◆ **LISTING**
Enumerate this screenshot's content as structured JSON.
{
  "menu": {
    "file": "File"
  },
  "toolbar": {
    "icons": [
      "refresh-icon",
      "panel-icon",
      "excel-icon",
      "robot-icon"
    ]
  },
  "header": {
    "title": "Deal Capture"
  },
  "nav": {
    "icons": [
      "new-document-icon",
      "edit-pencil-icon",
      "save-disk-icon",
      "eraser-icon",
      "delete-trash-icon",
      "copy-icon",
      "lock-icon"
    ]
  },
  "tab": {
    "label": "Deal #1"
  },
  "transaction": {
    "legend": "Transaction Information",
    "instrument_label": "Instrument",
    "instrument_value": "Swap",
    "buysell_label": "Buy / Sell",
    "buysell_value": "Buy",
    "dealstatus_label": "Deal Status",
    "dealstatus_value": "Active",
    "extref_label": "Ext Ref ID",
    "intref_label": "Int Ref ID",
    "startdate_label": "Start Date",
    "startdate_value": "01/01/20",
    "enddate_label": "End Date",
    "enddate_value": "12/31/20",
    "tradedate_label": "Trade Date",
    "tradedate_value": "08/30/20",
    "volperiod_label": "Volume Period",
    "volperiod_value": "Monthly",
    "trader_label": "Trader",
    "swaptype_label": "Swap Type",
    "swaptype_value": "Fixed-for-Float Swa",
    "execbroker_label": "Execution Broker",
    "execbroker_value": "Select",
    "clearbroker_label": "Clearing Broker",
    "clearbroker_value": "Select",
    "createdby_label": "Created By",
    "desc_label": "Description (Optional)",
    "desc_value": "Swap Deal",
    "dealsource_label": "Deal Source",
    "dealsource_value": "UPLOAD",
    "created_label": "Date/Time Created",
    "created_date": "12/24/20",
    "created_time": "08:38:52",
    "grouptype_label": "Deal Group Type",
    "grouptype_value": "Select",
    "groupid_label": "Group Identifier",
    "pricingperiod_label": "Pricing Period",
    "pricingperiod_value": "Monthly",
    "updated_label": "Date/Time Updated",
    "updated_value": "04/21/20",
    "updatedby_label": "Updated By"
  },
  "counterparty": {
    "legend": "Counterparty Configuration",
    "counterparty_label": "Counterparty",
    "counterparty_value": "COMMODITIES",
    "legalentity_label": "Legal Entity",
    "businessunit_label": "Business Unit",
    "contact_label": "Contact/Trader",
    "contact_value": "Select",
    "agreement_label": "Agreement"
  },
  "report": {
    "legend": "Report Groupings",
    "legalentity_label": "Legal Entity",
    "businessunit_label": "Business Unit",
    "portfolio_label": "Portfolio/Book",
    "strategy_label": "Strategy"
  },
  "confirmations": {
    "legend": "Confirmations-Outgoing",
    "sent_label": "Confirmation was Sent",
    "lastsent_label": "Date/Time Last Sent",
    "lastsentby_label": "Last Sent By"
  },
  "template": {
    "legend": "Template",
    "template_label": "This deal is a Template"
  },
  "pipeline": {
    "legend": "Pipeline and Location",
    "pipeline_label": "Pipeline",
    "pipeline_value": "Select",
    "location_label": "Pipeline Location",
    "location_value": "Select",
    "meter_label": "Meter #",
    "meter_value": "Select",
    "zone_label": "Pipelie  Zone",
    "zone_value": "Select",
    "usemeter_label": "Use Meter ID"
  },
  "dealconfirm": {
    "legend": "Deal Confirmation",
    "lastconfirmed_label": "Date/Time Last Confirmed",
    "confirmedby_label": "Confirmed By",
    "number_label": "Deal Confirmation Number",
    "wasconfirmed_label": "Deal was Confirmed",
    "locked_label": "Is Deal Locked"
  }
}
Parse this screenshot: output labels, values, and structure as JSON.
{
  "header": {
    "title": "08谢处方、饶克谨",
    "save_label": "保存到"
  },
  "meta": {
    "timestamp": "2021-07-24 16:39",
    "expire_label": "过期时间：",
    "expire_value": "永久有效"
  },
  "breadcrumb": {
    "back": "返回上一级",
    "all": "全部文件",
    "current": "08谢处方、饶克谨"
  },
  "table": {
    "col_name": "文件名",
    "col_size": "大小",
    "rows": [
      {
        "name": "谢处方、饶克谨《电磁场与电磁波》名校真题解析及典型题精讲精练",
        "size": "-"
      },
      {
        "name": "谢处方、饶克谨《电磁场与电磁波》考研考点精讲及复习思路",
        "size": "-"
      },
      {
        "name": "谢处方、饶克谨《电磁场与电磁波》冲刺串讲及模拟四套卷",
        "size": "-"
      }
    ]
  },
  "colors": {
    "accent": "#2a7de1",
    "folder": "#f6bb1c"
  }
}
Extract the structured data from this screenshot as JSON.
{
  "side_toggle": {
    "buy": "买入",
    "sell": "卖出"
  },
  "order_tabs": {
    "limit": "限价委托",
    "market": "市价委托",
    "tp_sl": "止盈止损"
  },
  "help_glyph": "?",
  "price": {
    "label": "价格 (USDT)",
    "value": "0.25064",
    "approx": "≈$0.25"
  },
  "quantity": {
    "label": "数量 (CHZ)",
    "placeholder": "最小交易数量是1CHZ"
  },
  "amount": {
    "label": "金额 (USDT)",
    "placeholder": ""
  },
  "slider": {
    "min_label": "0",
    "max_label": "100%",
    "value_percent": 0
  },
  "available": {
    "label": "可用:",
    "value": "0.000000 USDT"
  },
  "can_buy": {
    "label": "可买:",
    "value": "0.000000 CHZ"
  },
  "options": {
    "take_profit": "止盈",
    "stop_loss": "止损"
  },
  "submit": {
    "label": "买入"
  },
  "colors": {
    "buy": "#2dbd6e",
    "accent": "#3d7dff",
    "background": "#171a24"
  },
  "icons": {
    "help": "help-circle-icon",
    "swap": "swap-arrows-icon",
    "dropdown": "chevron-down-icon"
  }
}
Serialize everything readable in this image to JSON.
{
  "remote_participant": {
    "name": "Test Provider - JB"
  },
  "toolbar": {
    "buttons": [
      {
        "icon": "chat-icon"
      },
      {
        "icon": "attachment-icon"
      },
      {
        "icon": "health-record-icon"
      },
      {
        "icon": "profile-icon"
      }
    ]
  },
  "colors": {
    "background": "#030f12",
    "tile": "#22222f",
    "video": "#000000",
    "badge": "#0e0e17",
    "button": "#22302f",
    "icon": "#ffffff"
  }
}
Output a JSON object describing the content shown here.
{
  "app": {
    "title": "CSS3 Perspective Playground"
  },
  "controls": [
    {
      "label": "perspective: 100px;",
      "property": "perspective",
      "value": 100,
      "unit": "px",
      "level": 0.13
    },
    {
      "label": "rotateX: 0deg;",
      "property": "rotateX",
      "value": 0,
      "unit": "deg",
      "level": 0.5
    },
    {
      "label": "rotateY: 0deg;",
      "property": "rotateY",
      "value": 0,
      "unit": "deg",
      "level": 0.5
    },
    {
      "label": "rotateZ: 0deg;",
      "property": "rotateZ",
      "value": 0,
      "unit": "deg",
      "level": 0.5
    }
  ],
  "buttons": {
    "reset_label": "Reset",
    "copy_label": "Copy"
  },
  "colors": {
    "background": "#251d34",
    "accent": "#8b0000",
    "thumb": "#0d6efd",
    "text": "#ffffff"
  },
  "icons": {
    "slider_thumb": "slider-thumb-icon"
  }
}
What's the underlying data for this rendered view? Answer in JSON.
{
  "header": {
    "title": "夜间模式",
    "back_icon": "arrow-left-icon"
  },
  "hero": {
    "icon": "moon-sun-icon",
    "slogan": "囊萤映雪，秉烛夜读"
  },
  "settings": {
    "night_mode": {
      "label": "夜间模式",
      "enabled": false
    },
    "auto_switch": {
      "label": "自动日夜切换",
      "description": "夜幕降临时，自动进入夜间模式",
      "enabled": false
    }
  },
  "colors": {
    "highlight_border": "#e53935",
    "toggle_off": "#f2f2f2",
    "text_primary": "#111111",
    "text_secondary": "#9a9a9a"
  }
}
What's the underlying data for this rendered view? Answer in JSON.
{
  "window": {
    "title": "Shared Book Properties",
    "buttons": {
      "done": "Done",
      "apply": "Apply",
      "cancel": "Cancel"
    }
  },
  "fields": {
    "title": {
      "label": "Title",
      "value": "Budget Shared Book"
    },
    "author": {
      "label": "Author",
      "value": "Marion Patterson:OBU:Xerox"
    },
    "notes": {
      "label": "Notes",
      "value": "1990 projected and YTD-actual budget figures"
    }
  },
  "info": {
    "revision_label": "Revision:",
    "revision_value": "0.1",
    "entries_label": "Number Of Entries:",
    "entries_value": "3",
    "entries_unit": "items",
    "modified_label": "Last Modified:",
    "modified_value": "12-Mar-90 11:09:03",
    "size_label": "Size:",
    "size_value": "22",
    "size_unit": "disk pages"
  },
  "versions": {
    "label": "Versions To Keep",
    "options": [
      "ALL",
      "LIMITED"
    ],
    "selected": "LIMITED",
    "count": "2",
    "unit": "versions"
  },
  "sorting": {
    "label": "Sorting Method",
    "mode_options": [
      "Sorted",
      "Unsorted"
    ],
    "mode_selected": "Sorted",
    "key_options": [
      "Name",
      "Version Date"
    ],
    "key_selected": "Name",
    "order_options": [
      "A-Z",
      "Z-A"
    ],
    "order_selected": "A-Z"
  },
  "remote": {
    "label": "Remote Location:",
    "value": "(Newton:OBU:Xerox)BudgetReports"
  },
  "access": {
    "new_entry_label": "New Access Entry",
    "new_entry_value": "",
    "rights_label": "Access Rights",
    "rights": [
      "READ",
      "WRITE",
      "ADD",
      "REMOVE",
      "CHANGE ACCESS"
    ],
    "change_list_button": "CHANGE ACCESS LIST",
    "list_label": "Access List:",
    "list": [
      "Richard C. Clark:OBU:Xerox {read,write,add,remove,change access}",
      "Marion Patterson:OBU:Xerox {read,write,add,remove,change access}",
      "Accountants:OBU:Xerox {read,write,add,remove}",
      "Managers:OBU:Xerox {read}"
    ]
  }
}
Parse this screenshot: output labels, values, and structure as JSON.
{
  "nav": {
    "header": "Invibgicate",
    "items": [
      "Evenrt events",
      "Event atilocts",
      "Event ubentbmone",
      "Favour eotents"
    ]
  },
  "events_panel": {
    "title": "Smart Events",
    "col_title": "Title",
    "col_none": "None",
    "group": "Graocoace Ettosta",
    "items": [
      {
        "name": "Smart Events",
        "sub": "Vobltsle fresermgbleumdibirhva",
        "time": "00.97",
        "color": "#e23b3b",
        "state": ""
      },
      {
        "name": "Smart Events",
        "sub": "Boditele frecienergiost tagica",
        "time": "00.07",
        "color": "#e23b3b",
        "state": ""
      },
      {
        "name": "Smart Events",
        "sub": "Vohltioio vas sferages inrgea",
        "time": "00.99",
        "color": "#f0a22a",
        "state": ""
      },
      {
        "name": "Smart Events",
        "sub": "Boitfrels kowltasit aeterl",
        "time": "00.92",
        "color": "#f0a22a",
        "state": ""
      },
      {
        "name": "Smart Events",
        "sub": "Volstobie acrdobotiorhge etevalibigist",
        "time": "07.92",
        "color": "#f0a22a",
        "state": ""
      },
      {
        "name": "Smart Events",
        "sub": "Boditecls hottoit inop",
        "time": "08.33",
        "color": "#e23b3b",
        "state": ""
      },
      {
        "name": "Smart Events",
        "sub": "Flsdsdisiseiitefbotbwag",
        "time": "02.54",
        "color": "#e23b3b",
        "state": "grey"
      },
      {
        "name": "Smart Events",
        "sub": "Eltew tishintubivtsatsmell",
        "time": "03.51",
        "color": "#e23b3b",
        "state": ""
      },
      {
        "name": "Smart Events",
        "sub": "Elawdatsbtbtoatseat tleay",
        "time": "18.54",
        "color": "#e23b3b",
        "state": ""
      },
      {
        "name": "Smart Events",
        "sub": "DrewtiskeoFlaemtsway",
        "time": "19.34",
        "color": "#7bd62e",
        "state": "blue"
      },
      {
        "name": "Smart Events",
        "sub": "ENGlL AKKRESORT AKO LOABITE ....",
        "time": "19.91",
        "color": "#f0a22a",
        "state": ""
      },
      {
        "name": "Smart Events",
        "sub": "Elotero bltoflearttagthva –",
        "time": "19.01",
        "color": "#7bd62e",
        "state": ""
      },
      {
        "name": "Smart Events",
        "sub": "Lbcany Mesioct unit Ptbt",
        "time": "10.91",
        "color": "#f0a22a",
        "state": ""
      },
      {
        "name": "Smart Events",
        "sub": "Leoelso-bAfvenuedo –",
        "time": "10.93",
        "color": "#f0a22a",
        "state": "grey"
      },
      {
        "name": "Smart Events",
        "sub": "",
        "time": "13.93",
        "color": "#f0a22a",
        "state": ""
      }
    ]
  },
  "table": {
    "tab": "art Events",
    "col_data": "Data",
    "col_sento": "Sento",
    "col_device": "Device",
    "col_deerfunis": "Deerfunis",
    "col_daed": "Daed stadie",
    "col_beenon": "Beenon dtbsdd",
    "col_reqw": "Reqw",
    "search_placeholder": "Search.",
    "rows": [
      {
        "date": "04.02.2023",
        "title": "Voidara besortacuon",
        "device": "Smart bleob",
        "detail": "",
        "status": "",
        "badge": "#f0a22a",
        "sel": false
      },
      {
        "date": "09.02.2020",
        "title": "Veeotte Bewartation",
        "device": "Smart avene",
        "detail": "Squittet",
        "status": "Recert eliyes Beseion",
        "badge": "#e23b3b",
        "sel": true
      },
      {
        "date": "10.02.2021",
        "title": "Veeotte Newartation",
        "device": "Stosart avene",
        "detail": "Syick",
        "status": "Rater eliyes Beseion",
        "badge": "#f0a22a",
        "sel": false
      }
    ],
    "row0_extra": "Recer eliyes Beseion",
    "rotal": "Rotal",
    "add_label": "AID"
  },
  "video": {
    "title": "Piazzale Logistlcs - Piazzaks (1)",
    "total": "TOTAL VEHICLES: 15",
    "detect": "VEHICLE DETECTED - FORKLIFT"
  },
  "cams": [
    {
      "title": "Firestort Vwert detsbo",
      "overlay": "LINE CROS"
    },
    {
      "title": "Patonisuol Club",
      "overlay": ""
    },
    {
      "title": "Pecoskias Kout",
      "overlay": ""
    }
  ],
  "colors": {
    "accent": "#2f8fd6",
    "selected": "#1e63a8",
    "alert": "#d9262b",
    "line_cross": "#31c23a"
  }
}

◆ **TASK OBJECTIVE**
Gather each line of the records holding the string "Last".

◆ **FULL SOLUTION**
    "lastsent_label": "Date/Time Last Sent",
    "lastsentby_label": "Last Sent By"
    "lastconfirmed_label": "Date/Time Last Confirmed",
    "modified_label": "Last Modified:",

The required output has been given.